Instructions for the task
Reproduce all of the listing below without alteration.

Provided information
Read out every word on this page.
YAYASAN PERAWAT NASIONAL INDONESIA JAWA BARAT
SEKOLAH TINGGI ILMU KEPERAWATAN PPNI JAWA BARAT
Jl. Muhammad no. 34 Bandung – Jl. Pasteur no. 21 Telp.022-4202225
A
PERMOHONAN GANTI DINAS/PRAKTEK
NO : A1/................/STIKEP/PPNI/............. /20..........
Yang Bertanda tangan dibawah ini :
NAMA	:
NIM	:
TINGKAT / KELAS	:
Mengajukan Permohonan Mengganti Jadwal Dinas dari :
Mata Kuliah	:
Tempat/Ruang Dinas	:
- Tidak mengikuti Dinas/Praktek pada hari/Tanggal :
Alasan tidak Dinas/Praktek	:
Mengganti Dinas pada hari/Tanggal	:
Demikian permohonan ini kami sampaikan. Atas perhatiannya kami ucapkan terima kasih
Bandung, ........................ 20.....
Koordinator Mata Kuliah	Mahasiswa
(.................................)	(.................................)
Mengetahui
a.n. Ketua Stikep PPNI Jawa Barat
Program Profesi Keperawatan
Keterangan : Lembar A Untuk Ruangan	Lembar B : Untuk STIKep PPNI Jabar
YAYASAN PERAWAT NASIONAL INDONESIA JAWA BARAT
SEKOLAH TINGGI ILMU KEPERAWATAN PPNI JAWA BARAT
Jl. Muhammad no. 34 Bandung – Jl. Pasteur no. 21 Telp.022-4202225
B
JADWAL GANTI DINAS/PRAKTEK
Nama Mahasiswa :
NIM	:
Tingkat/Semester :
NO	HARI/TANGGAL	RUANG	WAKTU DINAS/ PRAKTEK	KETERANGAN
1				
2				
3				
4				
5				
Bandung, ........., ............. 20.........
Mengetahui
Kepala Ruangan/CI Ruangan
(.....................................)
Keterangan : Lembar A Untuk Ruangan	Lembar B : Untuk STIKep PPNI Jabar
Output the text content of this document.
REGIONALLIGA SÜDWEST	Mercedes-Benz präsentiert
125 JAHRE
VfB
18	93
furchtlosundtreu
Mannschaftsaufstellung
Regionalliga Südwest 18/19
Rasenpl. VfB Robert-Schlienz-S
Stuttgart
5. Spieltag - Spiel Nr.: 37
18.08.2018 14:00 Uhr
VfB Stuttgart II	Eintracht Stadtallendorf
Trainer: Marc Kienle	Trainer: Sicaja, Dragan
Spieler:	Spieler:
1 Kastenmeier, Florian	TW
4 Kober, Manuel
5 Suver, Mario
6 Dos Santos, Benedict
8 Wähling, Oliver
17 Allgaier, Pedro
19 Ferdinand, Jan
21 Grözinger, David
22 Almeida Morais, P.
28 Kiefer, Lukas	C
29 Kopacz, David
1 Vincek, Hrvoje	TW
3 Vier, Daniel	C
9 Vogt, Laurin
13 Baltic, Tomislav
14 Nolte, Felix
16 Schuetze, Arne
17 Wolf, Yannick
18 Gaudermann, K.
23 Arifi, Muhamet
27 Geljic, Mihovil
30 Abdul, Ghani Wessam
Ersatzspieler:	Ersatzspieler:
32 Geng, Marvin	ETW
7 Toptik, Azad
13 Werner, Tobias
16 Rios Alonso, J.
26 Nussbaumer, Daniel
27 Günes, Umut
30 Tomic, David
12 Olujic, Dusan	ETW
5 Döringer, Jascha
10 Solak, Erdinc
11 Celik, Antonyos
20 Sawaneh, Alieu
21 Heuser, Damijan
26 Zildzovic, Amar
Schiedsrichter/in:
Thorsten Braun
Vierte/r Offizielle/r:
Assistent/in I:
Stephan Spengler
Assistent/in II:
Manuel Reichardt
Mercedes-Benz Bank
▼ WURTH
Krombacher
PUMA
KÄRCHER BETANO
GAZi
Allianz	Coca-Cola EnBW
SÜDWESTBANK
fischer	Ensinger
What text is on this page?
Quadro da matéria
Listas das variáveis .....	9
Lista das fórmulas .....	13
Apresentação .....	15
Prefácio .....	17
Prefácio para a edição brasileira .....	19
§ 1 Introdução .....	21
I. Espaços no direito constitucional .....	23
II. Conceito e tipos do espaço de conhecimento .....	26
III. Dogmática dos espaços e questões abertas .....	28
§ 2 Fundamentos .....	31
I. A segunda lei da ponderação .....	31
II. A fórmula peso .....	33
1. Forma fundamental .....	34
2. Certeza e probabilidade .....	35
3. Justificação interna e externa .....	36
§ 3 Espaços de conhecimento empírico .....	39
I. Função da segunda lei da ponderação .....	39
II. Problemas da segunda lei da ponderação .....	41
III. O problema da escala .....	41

Finished answer
Read out every word on this page.
YAYASAN PERAWAT NASIONAL INDONESIA JAWA BARAT
SEKOLAH TINGGI ILMU KEPERAWATAN PPNI JAWA BARAT
Jl. Muhammad no. 34 Bandung – Jl. Pasteur no. 21 Telp.022-4202225
A
PERMOHONAN GANTI DINAS/PRAKTEK
NO : A1/................/STIKEP/PPNI/............. /20..........
Yang Bertanda tangan dibawah ini :
NAMA	:
NIM	:
TINGKAT / KELAS	:
Mengajukan Permohonan Mengganti Jadwal Dinas dari :
Mata Kuliah	:
Tempat/Ruang Dinas	:
- Tidak mengikuti Dinas/Praktek pada hari/Tanggal :
Alasan tidak Dinas/Praktek	:
Mengganti Dinas pada hari/Tanggal	:
Demikian permohonan ini kami sampaikan. Atas perhatiannya kami ucapkan terima kasih
Bandung, ........................ 20.....
Koordinator Mata Kuliah	Mahasiswa
(.................................)	(.................................)
Mengetahui
a.n. Ketua Stikep PPNI Jawa Barat
Program Profesi Keperawatan
Keterangan : Lembar A Untuk Ruangan	Lembar B : Untuk STIKep PPNI Jabar
YAYASAN PERAWAT NASIONAL INDONESIA JAWA BARAT
SEKOLAH TINGGI ILMU KEPERAWATAN PPNI JAWA BARAT
Jl. Muhammad no. 34 Bandung – Jl. Pasteur no. 21 Telp.022-4202225
B
JADWAL GANTI DINAS/PRAKTEK
Nama Mahasiswa :
NIM	:
Tingkat/Semester :
NO	HARI/TANGGAL	RUANG	WAKTU DINAS/ PRAKTEK	KETERANGAN
1				
2				
3				
4				
5				
Bandung, ........., ............. 20.........
Mengetahui
Kepala Ruangan/CI Ruangan
(.....................................)
Keterangan : Lembar A Untuk Ruangan	Lembar B : Untuk STIKep PPNI Jabar
Output the text content of this document.
REGIONALLIGA SÜDWEST	Mercedes-Benz präsentiert
125 JAHRE
VfB
18	93
furchtlosundtreu
Mannschaftsaufstellung
Regionalliga Südwest 18/19
Rasenpl. VfB Robert-Schlienz-S
Stuttgart
5. Spieltag - Spiel Nr.: 37
18.08.2018 14:00 Uhr
VfB Stuttgart II	Eintracht Stadtallendorf
Trainer: Marc Kienle	Trainer: Sicaja, Dragan
Spieler:	Spieler:
1 Kastenmeier, Florian	TW
4 Kober, Manuel
5 Suver, Mario
6 Dos Santos, Benedict
8 Wähling, Oliver
17 Allgaier, Pedro
19 Ferdinand, Jan
21 Grözinger, David
22 Almeida Morais, P.
28 Kiefer, Lukas	C
29 Kopacz, David
1 Vincek, Hrvoje	TW
3 Vier, Daniel	C
9 Vogt, Laurin
13 Baltic, Tomislav
14 Nolte, Felix
16 Schuetze, Arne
17 Wolf, Yannick
18 Gaudermann, K.
23 Arifi, Muhamet
27 Geljic, Mihovil
30 Abdul, Ghani Wessam
Ersatzspieler:	Ersatzspieler:
32 Geng, Marvin	ETW
7 Toptik, Azad
13 Werner, Tobias
16 Rios Alonso, J.
26 Nussbaumer, Daniel
27 Günes, Umut
30 Tomic, David
12 Olujic, Dusan	ETW
5 Döringer, Jascha
10 Solak, Erdinc
11 Celik, Antonyos
20 Sawaneh, Alieu
21 Heuser, Damijan
26 Zildzovic, Amar
Schiedsrichter/in:
Thorsten Braun
Vierte/r Offizielle/r:
Assistent/in I:
Stephan Spengler
Assistent/in II:
Manuel Reichardt
Mercedes-Benz Bank
▼ WURTH
Krombacher
PUMA
KÄRCHER BETANO
GAZi
Allianz	Coca-Cola EnBW
SÜDWESTBANK
fischer	Ensinger
What text is on this page?
Quadro da matéria
Listas das variáveis .....	9
Lista das fórmulas .....	13
Apresentação .....	15
Prefácio .....	17
Prefácio para a edição brasileira .....	19
§ 1 Introdução .....	21
I. Espaços no direito constitucional .....	23
II. Conceito e tipos do espaço de conhecimento .....	26
III. Dogmática dos espaços e questões abertas .....	28
§ 2 Fundamentos .....	31
I. A segunda lei da ponderação .....	31
II. A fórmula peso .....	33
1. Forma fundamental .....	34
2. Certeza e probabilidade .....	35
3. Justificação interna e externa .....	36
§ 3 Espaços de conhecimento empírico .....	39
I. Função da segunda lei da ponderação .....	39
II. Problemas da segunda lei da ponderação .....	41
III. O problema da escala .....	41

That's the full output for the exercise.